Provided records:

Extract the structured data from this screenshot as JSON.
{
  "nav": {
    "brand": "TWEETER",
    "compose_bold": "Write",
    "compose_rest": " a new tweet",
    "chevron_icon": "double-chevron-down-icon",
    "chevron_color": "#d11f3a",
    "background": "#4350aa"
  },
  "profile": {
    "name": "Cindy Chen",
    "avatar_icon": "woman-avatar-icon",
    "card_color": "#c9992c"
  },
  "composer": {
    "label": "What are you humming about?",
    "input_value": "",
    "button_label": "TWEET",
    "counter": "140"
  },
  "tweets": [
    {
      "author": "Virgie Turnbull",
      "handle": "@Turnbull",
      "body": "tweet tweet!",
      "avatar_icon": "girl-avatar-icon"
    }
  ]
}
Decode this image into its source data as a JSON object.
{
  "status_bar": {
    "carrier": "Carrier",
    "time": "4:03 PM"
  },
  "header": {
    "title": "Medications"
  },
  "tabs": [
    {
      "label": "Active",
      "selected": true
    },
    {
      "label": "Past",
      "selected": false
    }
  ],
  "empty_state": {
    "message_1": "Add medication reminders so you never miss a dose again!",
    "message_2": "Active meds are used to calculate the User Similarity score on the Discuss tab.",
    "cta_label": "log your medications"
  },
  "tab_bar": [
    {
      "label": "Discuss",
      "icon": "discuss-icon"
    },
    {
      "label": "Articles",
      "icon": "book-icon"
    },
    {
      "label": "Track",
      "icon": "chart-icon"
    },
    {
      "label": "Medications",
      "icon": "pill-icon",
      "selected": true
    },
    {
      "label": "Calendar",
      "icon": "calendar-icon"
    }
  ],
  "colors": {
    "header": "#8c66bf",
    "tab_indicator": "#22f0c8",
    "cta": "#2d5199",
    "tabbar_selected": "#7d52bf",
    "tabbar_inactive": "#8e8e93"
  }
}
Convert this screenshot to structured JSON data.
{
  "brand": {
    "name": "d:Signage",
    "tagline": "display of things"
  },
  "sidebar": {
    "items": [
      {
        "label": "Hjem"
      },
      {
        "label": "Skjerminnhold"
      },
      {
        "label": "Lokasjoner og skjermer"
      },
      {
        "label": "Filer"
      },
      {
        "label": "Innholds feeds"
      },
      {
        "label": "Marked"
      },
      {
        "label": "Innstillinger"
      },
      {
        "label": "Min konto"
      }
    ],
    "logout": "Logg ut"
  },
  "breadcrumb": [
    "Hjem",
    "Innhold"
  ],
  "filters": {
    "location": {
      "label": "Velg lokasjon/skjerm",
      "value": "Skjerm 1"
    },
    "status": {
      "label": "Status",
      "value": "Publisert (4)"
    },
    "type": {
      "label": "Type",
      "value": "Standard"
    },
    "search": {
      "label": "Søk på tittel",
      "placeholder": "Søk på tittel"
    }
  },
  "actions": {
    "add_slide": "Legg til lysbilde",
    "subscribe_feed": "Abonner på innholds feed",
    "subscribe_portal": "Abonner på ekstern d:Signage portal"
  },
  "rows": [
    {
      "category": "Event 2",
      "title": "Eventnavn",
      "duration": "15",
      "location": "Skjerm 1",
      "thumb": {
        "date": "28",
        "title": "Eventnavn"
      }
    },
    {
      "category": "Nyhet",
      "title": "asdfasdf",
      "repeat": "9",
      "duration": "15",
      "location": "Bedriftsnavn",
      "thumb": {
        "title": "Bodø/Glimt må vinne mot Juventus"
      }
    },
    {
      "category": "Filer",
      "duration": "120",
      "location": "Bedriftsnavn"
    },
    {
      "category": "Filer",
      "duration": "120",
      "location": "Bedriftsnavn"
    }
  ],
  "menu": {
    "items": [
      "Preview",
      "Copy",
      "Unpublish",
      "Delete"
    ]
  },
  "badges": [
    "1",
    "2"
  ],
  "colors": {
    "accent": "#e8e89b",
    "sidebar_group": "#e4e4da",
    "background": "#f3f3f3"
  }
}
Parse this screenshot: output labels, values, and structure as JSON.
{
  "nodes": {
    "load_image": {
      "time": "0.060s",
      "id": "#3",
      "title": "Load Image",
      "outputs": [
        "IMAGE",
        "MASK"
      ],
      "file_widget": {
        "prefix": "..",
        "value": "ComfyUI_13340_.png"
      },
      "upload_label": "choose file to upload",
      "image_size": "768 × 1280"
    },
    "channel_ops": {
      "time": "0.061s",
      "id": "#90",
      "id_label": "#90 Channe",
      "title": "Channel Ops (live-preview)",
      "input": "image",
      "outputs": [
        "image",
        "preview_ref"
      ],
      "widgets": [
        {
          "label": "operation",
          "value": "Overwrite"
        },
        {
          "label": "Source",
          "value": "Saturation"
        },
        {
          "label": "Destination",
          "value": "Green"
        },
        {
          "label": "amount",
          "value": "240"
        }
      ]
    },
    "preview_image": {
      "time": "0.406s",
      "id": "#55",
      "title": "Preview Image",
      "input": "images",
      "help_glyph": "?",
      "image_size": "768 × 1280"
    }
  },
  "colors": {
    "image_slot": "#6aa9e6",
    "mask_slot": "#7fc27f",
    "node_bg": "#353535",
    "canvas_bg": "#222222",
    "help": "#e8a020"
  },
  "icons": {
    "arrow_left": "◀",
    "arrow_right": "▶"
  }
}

Problem to solve:
Retype the whole listing, matching it exactly.

The completed task:
Extract the structured data from this screenshot as JSON.
{
  "nav": {
    "brand": "TWEETER",
    "compose_bold": "Write",
    "compose_rest": " a new tweet",
    "chevron_icon": "double-chevron-down-icon",
    "chevron_color": "#d11f3a",
    "background": "#4350aa"
  },
  "profile": {
    "name": "Cindy Chen",
    "avatar_icon": "woman-avatar-icon",
    "card_color": "#c9992c"
  },
  "composer": {
    "label": "What are you humming about?",
    "input_value": "",
    "button_label": "TWEET",
    "counter": "140"
  },
  "tweets": [
    {
      "author": "Virgie Turnbull",
      "handle": "@Turnbull",
      "body": "tweet tweet!",
      "avatar_icon": "girl-avatar-icon"
    }
  ]
}
Decode this image into its source data as a JSON object.
{
  "status_bar": {
    "carrier": "Carrier",
    "time": "4:03 PM"
  },
  "header": {
    "title": "Medications"
  },
  "tabs": [
    {
      "label": "Active",
      "selected": true
    },
    {
      "label": "Past",
      "selected": false
    }
  ],
  "empty_state": {
    "message_1": "Add medication reminders so you never miss a dose again!",
    "message_2": "Active meds are used to calculate the User Similarity score on the Discuss tab.",
    "cta_label": "log your medications"
  },
  "tab_bar": [
    {
      "label": "Discuss",
      "icon": "discuss-icon"
    },
    {
      "label": "Articles",
      "icon": "book-icon"
    },
    {
      "label": "Track",
      "icon": "chart-icon"
    },
    {
      "label": "Medications",
      "icon": "pill-icon",
      "selected": true
    },
    {
      "label": "Calendar",
      "icon": "calendar-icon"
    }
  ],
  "colors": {
    "header": "#8c66bf",
    "tab_indicator": "#22f0c8",
    "cta": "#2d5199",
    "tabbar_selected": "#7d52bf",
    "tabbar_inactive": "#8e8e93"
  }
}
Convert this screenshot to structured JSON data.
{
  "brand": {
    "name": "d:Signage",
    "tagline": "display of things"
  },
  "sidebar": {
    "items": [
      {
        "label": "Hjem"
      },
      {
        "label": "Skjerminnhold"
      },
      {
        "label": "Lokasjoner og skjermer"
      },
      {
        "label": "Filer"
      },
      {
        "label": "Innholds feeds"
      },
      {
        "label": "Marked"
      },
      {
        "label": "Innstillinger"
      },
      {
        "label": "Min konto"
      }
    ],
    "logout": "Logg ut"
  },
  "breadcrumb": [
    "Hjem",
    "Innhold"
  ],
  "filters": {
    "location": {
      "label": "Velg lokasjon/skjerm",
      "value": "Skjerm 1"
    },
    "status": {
      "label": "Status",
      "value": "Publisert (4)"
    },
    "type": {
      "label": "Type",
      "value": "Standard"
    },
    "search": {
      "label": "Søk på tittel",
      "placeholder": "Søk på tittel"
    }
  },
  "actions": {
    "add_slide": "Legg til lysbilde",
    "subscribe_feed": "Abonner på innholds feed",
    "subscribe_portal": "Abonner på ekstern d:Signage portal"
  },
  "rows": [
    {
      "category": "Event 2",
      "title": "Eventnavn",
      "duration": "15",
      "location": "Skjerm 1",
      "thumb": {
        "date": "28",
        "title": "Eventnavn"
      }
    },
    {
      "category": "Nyhet",
      "title": "asdfasdf",
      "repeat": "9",
      "duration": "15",
      "location": "Bedriftsnavn",
      "thumb": {
        "title": "Bodø/Glimt må vinne mot Juventus"
      }
    },
    {
      "category": "Filer",
      "duration": "120",
      "location": "Bedriftsnavn"
    },
    {
      "category": "Filer",
      "duration": "120",
      "location": "Bedriftsnavn"
    }
  ],
  "menu": {
    "items": [
      "Preview",
      "Copy",
      "Unpublish",
      "Delete"
    ]
  },
  "badges": [
    "1",
    "2"
  ],
  "colors": {
    "accent": "#e8e89b",
    "sidebar_group": "#e4e4da",
    "background": "#f3f3f3"
  }
}
Parse this screenshot: output labels, values, and structure as JSON.
{
  "nodes": {
    "load_image": {
      "time": "0.060s",
      "id": "#3",
      "title": "Load Image",
      "outputs": [
        "IMAGE",
        "MASK"
      ],
      "file_widget": {
        "prefix": "..",
        "value": "ComfyUI_13340_.png"
      },
      "upload_label": "choose file to upload",
      "image_size": "768 × 1280"
    },
    "channel_ops": {
      "time": "0.061s",
      "id": "#90",
      "id_label": "#90 Channe",
      "title": "Channel Ops (live-preview)",
      "input": "image",
      "outputs": [
        "image",
        "preview_ref"
      ],
      "widgets": [
        {
          "label": "operation",
          "value": "Overwrite"
        },
        {
          "label": "Source",
          "value": "Saturation"
        },
        {
          "label": "Destination",
          "value": "Green"
        },
        {
          "label": "amount",
          "value": "240"
        }
      ]
    },
    "preview_image": {
      "time": "0.406s",
      "id": "#55",
      "title": "Preview Image",
      "input": "images",
      "help_glyph": "?",
      "image_size": "768 × 1280"
    }
  },
  "colors": {
    "image_slot": "#6aa9e6",
    "mask_slot": "#7fc27f",
    "node_bg": "#353535",
    "canvas_bg": "#222222",
    "help": "#e8a020"
  },
  "icons": {
    "arrow_left": "◀",
    "arrow_right": "▶"
  }
}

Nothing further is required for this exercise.